Stated problem: Read the records and gather each line that includes "icon".

[Dataset entries]
(begin)

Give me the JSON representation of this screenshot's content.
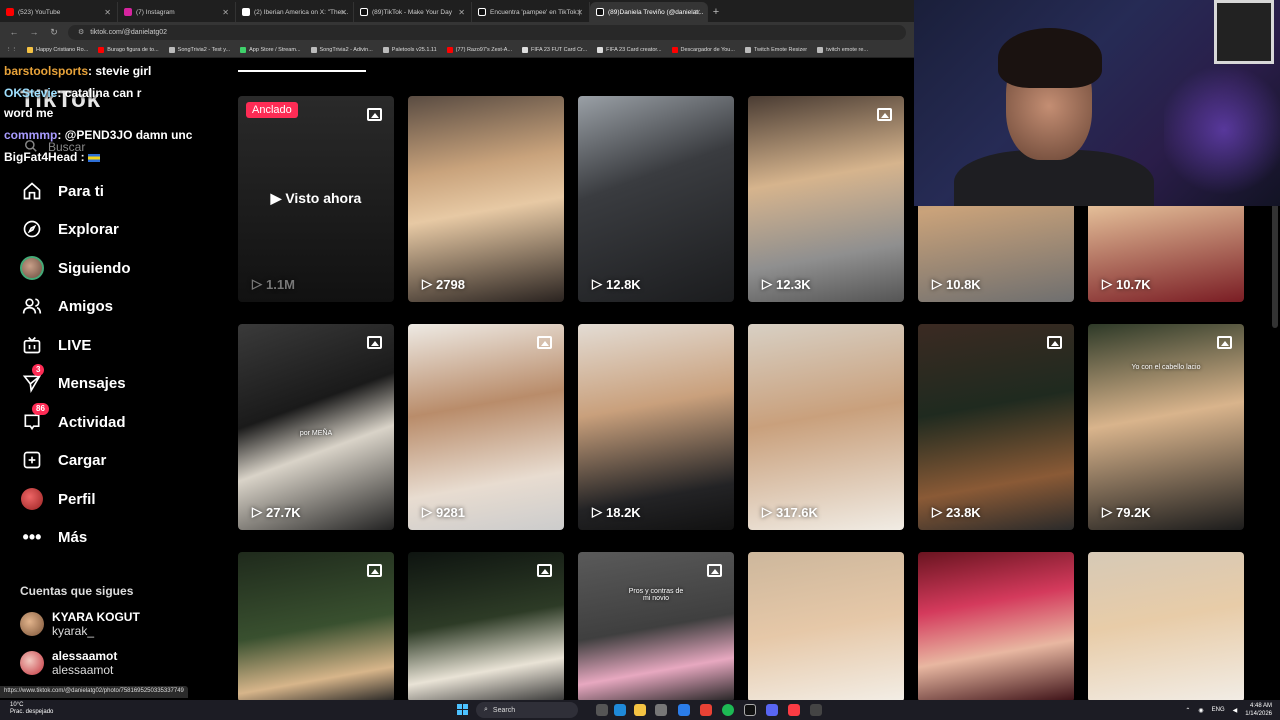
{
  "browser": {
    "tabs": [
      {
        "label": "(523) YouTube",
        "color": "#ff0000"
      },
      {
        "label": "(7) Instagram",
        "color": "#d6249f"
      },
      {
        "label": "(2) Iberian America on X: \"Ther...",
        "color": "#ffffff"
      },
      {
        "label": "(89)TikTok - Make Your Day",
        "color": "#ffffff"
      },
      {
        "label": "Encuentra 'pampee' en TikTok |",
        "color": "#ffffff"
      },
      {
        "label": "(89)Daniela Treviño (@danielat...",
        "color": "#ffffff"
      }
    ],
    "url": "tiktok.com/@danielatg02",
    "bookmarks": [
      "Happy Cristiano Ro...",
      "Burago figura de to...",
      "SongTrivia2 - Test y...",
      "App Store / Stream...",
      "SongTrivia2 - Adivin...",
      "Paletools v25.1.11",
      "(77) Razo97's Zest-A...",
      "FIFA 23 FUT Card Cr...",
      "FIFA 23 Card creator...",
      "Descargador de You...",
      "Twitch Emote Resizer",
      "twitch emote re..."
    ]
  },
  "sidebar": {
    "logo": "TikTok",
    "search_placeholder": "Buscar",
    "nav": [
      {
        "label": "Para ti",
        "icon": "home-icon"
      },
      {
        "label": "Explorar",
        "icon": "compass-icon"
      },
      {
        "label": "Siguiendo",
        "icon": "following-avatar-icon"
      },
      {
        "label": "Amigos",
        "icon": "friends-icon"
      },
      {
        "label": "LIVE",
        "icon": "live-tv-icon"
      },
      {
        "label": "Mensajes",
        "icon": "send-icon",
        "badge": "3"
      },
      {
        "label": "Actividad",
        "icon": "inbox-icon",
        "badge": "86"
      },
      {
        "label": "Cargar",
        "icon": "upload-plus-icon"
      },
      {
        "label": "Perfil",
        "icon": "profile-avatar-icon"
      },
      {
        "label": "Más",
        "icon": "more-icon"
      }
    ],
    "following_title": "Cuentas que sigues",
    "following": [
      {
        "name": "KYARA KOGUT",
        "handle": "kyarak_"
      },
      {
        "name": "alessaamot",
        "handle": "alessaamot"
      }
    ]
  },
  "chat": {
    "line1_user": "barstoolsports",
    "line1_msg": ": stevie girl",
    "line2_user": "OKStevie",
    "line2_msg": ": catalina can r",
    "line2_cont": "word me",
    "line3_user": "commmp",
    "line3_msg": ": @PEND3JO damn unc",
    "line4_user": "BigFat4Head :"
  },
  "grid": {
    "pinned_label": "Anclado",
    "watched_label": "Visto ahora",
    "overlay_texts": [
      "por MEÑA",
      "Yo con el cabello lacio",
      "Pros y contras de mi novio"
    ],
    "tiles": [
      {
        "views": "1.1M"
      },
      {
        "views": "2798"
      },
      {
        "views": "12.8K"
      },
      {
        "views": "12.3K"
      },
      {
        "views": "10.8K"
      },
      {
        "views": "10.7K"
      },
      {
        "views": "27.7K"
      },
      {
        "views": "9281"
      },
      {
        "views": "18.2K"
      },
      {
        "views": "317.6K"
      },
      {
        "views": "23.8K"
      },
      {
        "views": "79.2K"
      },
      {
        "views": ""
      },
      {
        "views": ""
      },
      {
        "views": ""
      },
      {
        "views": ""
      },
      {
        "views": ""
      },
      {
        "views": ""
      }
    ]
  },
  "statusbar": {
    "link": "https://www.tiktok.com/@danielatg02/photo/7581695250335337749"
  },
  "taskbar": {
    "weather_temp": "10°C",
    "weather_desc": "Prac. despejado",
    "search_placeholder": "Search",
    "lang": "ENG",
    "time": "4:48 AM",
    "date": "1/14/2026"
  },
  "colors": {
    "accent": "#fe2c55"
  }
}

(end)

Full response:
        "icon": "home-icon"
        "icon": "compass-icon"
        "icon": "following-avatar-icon"
        "icon": "friends-icon"
        "icon": "live-tv-icon"
        "icon": "send-icon",
        "icon": "inbox-icon",
        "icon": "upload-plus-icon"
        "icon": "profile-avatar-icon"
        "icon": "more-icon"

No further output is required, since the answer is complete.